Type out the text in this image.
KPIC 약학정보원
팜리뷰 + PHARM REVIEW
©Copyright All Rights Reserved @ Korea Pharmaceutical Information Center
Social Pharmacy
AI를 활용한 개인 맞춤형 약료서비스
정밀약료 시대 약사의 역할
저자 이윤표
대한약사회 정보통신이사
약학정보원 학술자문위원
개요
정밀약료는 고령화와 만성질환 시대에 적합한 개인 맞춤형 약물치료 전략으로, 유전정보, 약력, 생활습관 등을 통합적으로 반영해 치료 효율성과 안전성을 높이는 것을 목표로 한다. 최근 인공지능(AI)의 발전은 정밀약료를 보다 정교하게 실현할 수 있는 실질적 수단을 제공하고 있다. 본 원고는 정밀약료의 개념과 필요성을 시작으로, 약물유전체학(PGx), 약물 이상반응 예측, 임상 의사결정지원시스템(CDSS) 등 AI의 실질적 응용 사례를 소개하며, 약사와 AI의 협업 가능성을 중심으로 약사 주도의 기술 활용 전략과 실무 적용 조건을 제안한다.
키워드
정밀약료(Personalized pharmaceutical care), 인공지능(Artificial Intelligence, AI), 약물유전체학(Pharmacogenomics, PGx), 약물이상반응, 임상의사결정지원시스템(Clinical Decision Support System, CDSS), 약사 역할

——————

[Work instructions] Every single line of the data above must be set down again exactly.

[Exercise result]
Type out the text in this image.
KPIC 약학정보원
팜리뷰 + PHARM REVIEW
©Copyright All Rights Reserved @ Korea Pharmaceutical Information Center
Social Pharmacy
AI를 활용한 개인 맞춤형 약료서비스
정밀약료 시대 약사의 역할
저자 이윤표
대한약사회 정보통신이사
약학정보원 학술자문위원
개요
정밀약료는 고령화와 만성질환 시대에 적합한 개인 맞춤형 약물치료 전략으로, 유전정보, 약력, 생활습관 등을 통합적으로 반영해 치료 효율성과 안전성을 높이는 것을 목표로 한다. 최근 인공지능(AI)의 발전은 정밀약료를 보다 정교하게 실현할 수 있는 실질적 수단을 제공하고 있다. 본 원고는 정밀약료의 개념과 필요성을 시작으로, 약물유전체학(PGx), 약물 이상반응 예측, 임상 의사결정지원시스템(CDSS) 등 AI의 실질적 응용 사례를 소개하며, 약사와 AI의 협업 가능성을 중심으로 약사 주도의 기술 활용 전략과 실무 적용 조건을 제안한다.
키워드
정밀약료(Personalized pharmaceutical care), 인공지능(Artificial Intelligence, AI), 약물유전체학(Pharmacogenomics, PGx), 약물이상반응, 임상의사결정지원시스템(Clinical Decision Support System, CDSS), 약사 역할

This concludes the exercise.